Excerpted data =
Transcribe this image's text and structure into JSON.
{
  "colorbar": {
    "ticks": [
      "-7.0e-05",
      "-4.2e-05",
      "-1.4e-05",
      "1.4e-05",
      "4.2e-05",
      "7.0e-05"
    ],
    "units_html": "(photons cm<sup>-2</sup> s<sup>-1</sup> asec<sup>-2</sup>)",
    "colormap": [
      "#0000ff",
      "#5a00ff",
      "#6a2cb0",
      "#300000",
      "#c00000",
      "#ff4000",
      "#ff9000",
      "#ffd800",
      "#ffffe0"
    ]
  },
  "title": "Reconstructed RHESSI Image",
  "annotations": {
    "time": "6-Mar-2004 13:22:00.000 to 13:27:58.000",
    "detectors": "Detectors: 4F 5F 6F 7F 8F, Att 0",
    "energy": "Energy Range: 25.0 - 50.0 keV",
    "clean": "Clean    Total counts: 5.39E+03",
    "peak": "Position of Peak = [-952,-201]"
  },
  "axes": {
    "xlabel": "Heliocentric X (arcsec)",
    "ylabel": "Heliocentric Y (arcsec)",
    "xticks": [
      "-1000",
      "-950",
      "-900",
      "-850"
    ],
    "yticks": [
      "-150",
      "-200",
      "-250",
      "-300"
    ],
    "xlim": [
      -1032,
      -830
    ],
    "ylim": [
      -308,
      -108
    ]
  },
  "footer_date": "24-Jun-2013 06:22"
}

What you need to do =
Produce an exact copy of all the records.

Solution for this problem =
Transcribe this image's text and structure into JSON.
{
  "colorbar": {
    "ticks": [
      "-7.0e-05",
      "-4.2e-05",
      "-1.4e-05",
      "1.4e-05",
      "4.2e-05",
      "7.0e-05"
    ],
    "units_html": "(photons cm<sup>-2</sup> s<sup>-1</sup> asec<sup>-2</sup>)",
    "colormap": [
      "#0000ff",
      "#5a00ff",
      "#6a2cb0",
      "#300000",
      "#c00000",
      "#ff4000",
      "#ff9000",
      "#ffd800",
      "#ffffe0"
    ]
  },
  "title": "Reconstructed RHESSI Image",
  "annotations": {
    "time": "6-Mar-2004 13:22:00.000 to 13:27:58.000",
    "detectors": "Detectors: 4F 5F 6F 7F 8F, Att 0",
    "energy": "Energy Range: 25.0 - 50.0 keV",
    "clean": "Clean    Total counts: 5.39E+03",
    "peak": "Position of Peak = [-952,-201]"
  },
  "axes": {
    "xlabel": "Heliocentric X (arcsec)",
    "ylabel": "Heliocentric Y (arcsec)",
    "xticks": [
      "-1000",
      "-950",
      "-900",
      "-850"
    ],
    "yticks": [
      "-150",
      "-200",
      "-250",
      "-300"
    ],
    "xlim": [
      -1032,
      -830
    ],
    "ylim": [
      -308,
      -108
    ]
  },
  "footer_date": "24-Jun-2013 06:22"
}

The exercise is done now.